■ **Stored items**:
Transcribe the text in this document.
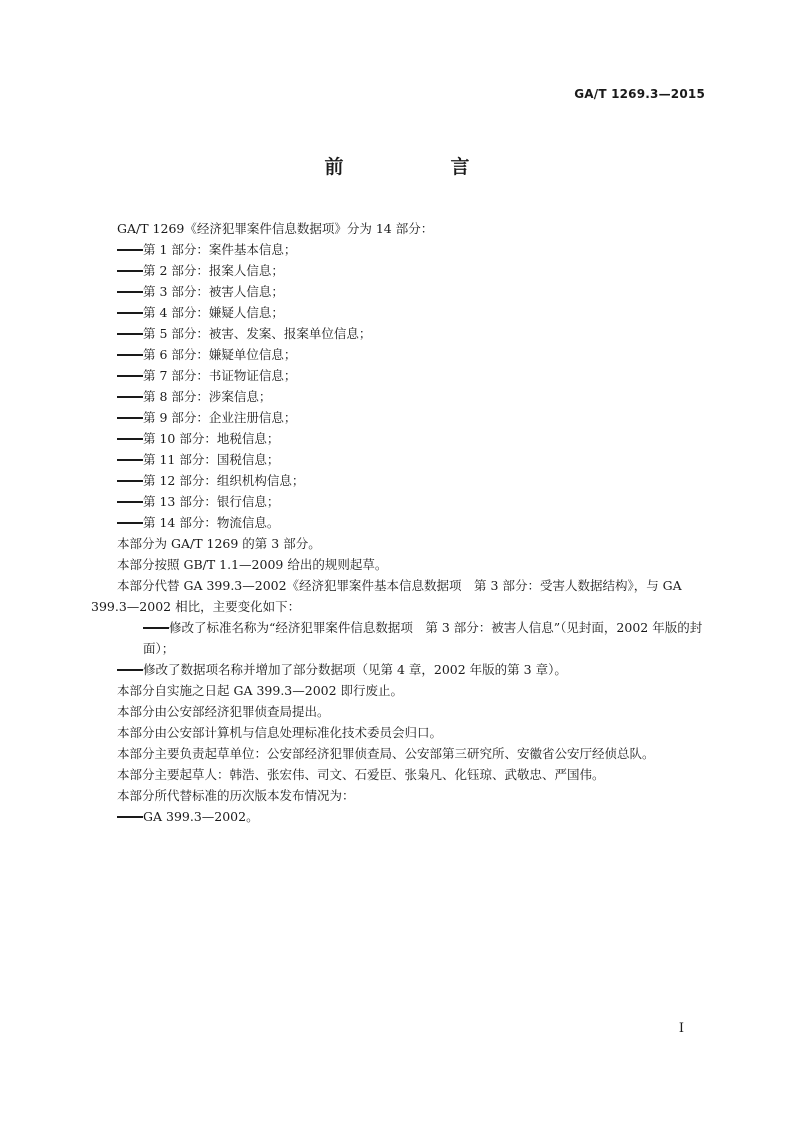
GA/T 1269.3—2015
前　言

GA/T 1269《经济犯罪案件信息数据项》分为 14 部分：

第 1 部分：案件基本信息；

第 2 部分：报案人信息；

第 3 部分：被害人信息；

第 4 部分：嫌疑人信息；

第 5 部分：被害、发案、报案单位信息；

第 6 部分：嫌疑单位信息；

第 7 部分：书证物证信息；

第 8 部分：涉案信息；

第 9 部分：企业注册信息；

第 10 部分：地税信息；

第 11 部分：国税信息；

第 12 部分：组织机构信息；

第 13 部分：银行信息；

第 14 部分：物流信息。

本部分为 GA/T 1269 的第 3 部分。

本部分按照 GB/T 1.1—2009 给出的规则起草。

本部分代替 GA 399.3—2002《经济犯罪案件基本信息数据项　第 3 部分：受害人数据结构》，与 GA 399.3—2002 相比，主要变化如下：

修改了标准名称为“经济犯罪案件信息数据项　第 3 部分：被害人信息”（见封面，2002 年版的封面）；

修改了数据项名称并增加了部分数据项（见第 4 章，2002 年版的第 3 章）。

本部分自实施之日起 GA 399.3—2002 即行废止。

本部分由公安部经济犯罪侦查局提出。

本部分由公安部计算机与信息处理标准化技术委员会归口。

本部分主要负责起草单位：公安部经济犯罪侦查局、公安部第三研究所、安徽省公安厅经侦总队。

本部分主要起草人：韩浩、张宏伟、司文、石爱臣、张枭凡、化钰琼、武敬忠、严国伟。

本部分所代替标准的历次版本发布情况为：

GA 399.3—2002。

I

■ **Task description**:
Repeat the entries exactly. Pictures are excluded from the copy.

■ **Task solution**:
Transcribe the text in this document.
GA/T 1269.3—2015
前　言

GA/T 1269《经济犯罪案件信息数据项》分为 14 部分：

第 1 部分：案件基本信息；

第 2 部分：报案人信息；

第 3 部分：被害人信息；

第 4 部分：嫌疑人信息；

第 5 部分：被害、发案、报案单位信息；

第 6 部分：嫌疑单位信息；

第 7 部分：书证物证信息；

第 8 部分：涉案信息；

第 9 部分：企业注册信息；

第 10 部分：地税信息；

第 11 部分：国税信息；

第 12 部分：组织机构信息；

第 13 部分：银行信息；

第 14 部分：物流信息。

本部分为 GA/T 1269 的第 3 部分。

本部分按照 GB/T 1.1—2009 给出的规则起草。

本部分代替 GA 399.3—2002《经济犯罪案件基本信息数据项　第 3 部分：受害人数据结构》，与 GA 399.3—2002 相比，主要变化如下：

修改了标准名称为“经济犯罪案件信息数据项　第 3 部分：被害人信息”（见封面，2002 年版的封面）；

修改了数据项名称并增加了部分数据项（见第 4 章，2002 年版的第 3 章）。

本部分自实施之日起 GA 399.3—2002 即行废止。

本部分由公安部经济犯罪侦查局提出。

本部分由公安部计算机与信息处理标准化技术委员会归口。

本部分主要负责起草单位：公安部经济犯罪侦查局、公安部第三研究所、安徽省公安厅经侦总队。

本部分主要起草人：韩浩、张宏伟、司文、石爱臣、张枭凡、化钰琼、武敬忠、严国伟。

本部分所代替标准的历次版本发布情况为：

GA 399.3—2002。

I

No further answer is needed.